* _WHAT IS NEEDED_: Reproduce the listing below verbatim.

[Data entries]
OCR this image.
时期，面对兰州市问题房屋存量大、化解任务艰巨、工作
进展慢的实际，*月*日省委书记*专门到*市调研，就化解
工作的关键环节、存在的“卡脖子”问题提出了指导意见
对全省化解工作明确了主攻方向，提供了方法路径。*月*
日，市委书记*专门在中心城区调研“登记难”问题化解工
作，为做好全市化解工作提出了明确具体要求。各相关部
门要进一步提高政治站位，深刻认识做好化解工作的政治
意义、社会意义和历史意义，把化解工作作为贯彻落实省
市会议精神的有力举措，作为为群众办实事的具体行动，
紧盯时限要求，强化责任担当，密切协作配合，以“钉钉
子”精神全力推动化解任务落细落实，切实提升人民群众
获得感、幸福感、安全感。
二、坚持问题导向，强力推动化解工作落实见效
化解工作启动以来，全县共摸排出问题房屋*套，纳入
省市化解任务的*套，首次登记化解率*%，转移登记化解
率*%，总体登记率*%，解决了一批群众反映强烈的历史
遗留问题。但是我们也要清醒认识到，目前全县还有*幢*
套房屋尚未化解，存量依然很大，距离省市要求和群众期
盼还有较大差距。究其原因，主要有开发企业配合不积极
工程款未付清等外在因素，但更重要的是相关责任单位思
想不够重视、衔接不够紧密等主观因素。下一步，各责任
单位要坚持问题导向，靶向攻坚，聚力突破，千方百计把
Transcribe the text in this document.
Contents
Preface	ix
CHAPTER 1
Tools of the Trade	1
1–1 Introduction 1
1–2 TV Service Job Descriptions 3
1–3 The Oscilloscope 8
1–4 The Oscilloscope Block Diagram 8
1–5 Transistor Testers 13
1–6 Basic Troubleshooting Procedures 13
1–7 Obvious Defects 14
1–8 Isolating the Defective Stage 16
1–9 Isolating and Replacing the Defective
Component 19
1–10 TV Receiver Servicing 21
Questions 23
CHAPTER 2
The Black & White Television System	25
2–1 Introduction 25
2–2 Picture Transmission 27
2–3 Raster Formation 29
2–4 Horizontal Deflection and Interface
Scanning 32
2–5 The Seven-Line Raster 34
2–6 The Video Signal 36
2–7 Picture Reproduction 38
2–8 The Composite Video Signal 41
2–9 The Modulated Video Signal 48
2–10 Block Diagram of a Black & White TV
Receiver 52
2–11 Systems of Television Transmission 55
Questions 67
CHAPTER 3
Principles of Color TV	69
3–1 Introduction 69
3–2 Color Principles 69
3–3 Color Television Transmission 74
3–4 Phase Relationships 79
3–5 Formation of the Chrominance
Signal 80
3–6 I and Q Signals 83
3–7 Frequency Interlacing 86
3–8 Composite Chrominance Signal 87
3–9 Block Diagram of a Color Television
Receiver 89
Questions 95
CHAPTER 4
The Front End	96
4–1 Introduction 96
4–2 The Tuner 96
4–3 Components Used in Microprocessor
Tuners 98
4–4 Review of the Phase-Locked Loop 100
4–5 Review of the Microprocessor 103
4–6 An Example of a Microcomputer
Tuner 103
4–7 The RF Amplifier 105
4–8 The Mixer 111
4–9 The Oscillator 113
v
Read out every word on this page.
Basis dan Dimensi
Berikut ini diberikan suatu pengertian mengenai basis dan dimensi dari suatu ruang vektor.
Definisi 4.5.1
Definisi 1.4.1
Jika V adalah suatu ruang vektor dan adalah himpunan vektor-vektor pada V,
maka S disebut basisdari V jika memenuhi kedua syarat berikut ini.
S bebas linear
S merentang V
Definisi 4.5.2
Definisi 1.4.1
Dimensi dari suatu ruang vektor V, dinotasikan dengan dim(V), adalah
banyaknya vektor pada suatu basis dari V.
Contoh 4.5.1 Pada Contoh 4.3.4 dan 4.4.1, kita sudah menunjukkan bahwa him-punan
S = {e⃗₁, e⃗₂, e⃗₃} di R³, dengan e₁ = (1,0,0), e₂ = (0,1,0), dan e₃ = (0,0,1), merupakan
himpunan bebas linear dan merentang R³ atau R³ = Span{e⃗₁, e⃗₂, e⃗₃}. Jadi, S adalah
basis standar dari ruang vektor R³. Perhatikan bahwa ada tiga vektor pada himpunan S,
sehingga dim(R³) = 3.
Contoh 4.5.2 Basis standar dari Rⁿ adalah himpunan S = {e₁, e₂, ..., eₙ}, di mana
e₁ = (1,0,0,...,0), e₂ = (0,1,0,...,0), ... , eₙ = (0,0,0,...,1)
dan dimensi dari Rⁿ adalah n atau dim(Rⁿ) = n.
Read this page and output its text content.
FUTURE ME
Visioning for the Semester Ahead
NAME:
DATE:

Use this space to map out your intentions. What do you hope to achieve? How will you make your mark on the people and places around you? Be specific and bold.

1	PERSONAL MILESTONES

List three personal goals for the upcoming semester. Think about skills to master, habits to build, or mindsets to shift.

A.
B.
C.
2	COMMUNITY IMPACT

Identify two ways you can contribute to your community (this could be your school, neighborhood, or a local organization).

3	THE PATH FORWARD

* _EXERCISE OUTPUT_:
OCR this image.
时期，面对兰州市问题房屋存量大、化解任务艰巨、工作
进展慢的实际，*月*日省委书记*专门到*市调研，就化解
工作的关键环节、存在的“卡脖子”问题提出了指导意见
对全省化解工作明确了主攻方向，提供了方法路径。*月*
日，市委书记*专门在中心城区调研“登记难”问题化解工
作，为做好全市化解工作提出了明确具体要求。各相关部
门要进一步提高政治站位，深刻认识做好化解工作的政治
意义、社会意义和历史意义，把化解工作作为贯彻落实省
市会议精神的有力举措，作为为群众办实事的具体行动，
紧盯时限要求，强化责任担当，密切协作配合，以“钉钉
子”精神全力推动化解任务落细落实，切实提升人民群众
获得感、幸福感、安全感。
二、坚持问题导向，强力推动化解工作落实见效
化解工作启动以来，全县共摸排出问题房屋*套，纳入
省市化解任务的*套，首次登记化解率*%，转移登记化解
率*%，总体登记率*%，解决了一批群众反映强烈的历史
遗留问题。但是我们也要清醒认识到，目前全县还有*幢*
套房屋尚未化解，存量依然很大，距离省市要求和群众期
盼还有较大差距。究其原因，主要有开发企业配合不积极
工程款未付清等外在因素，但更重要的是相关责任单位思
想不够重视、衔接不够紧密等主观因素。下一步，各责任
单位要坚持问题导向，靶向攻坚，聚力突破，千方百计把
Transcribe the text in this document.
Contents
Preface	ix
CHAPTER 1
Tools of the Trade	1
1–1 Introduction 1
1–2 TV Service Job Descriptions 3
1–3 The Oscilloscope 8
1–4 The Oscilloscope Block Diagram 8
1–5 Transistor Testers 13
1–6 Basic Troubleshooting Procedures 13
1–7 Obvious Defects 14
1–8 Isolating the Defective Stage 16
1–9 Isolating and Replacing the Defective
Component 19
1–10 TV Receiver Servicing 21
Questions 23
CHAPTER 2
The Black & White Television System	25
2–1 Introduction 25
2–2 Picture Transmission 27
2–3 Raster Formation 29
2–4 Horizontal Deflection and Interface
Scanning 32
2–5 The Seven-Line Raster 34
2–6 The Video Signal 36
2–7 Picture Reproduction 38
2–8 The Composite Video Signal 41
2–9 The Modulated Video Signal 48
2–10 Block Diagram of a Black & White TV
Receiver 52
2–11 Systems of Television Transmission 55
Questions 67
CHAPTER 3
Principles of Color TV	69
3–1 Introduction 69
3–2 Color Principles 69
3–3 Color Television Transmission 74
3–4 Phase Relationships 79
3–5 Formation of the Chrominance
Signal 80
3–6 I and Q Signals 83
3–7 Frequency Interlacing 86
3–8 Composite Chrominance Signal 87
3–9 Block Diagram of a Color Television
Receiver 89
Questions 95
CHAPTER 4
The Front End	96
4–1 Introduction 96
4–2 The Tuner 96
4–3 Components Used in Microprocessor
Tuners 98
4–4 Review of the Phase-Locked Loop 100
4–5 Review of the Microprocessor 103
4–6 An Example of a Microcomputer
Tuner 103
4–7 The RF Amplifier 105
4–8 The Mixer 111
4–9 The Oscillator 113
v
Read out every word on this page.
Basis dan Dimensi
Berikut ini diberikan suatu pengertian mengenai basis dan dimensi dari suatu ruang vektor.
Definisi 4.5.1
Definisi 1.4.1
Jika V adalah suatu ruang vektor dan adalah himpunan vektor-vektor pada V,
maka S disebut basisdari V jika memenuhi kedua syarat berikut ini.
S bebas linear
S merentang V
Definisi 4.5.2
Definisi 1.4.1
Dimensi dari suatu ruang vektor V, dinotasikan dengan dim(V), adalah
banyaknya vektor pada suatu basis dari V.
Contoh 4.5.1 Pada Contoh 4.3.4 dan 4.4.1, kita sudah menunjukkan bahwa him-punan
S = {e⃗₁, e⃗₂, e⃗₃} di R³, dengan e₁ = (1,0,0), e₂ = (0,1,0), dan e₃ = (0,0,1), merupakan
himpunan bebas linear dan merentang R³ atau R³ = Span{e⃗₁, e⃗₂, e⃗₃}. Jadi, S adalah
basis standar dari ruang vektor R³. Perhatikan bahwa ada tiga vektor pada himpunan S,
sehingga dim(R³) = 3.
Contoh 4.5.2 Basis standar dari Rⁿ adalah himpunan S = {e₁, e₂, ..., eₙ}, di mana
e₁ = (1,0,0,...,0), e₂ = (0,1,0,...,0), ... , eₙ = (0,0,0,...,1)
dan dimensi dari Rⁿ adalah n atau dim(Rⁿ) = n.
Read this page and output its text content.
FUTURE ME
Visioning for the Semester Ahead
NAME:
DATE:

Use this space to map out your intentions. What do you hope to achieve? How will you make your mark on the people and places around you? Be specific and bold.

1	PERSONAL MILESTONES

List three personal goals for the upcoming semester. Think about skills to master, habits to build, or mindsets to shift.

A.
B.
C.
2	COMMUNITY IMPACT

Identify two ways you can contribute to your community (this could be your school, neighborhood, or a local organization).

3	THE PATH FORWARD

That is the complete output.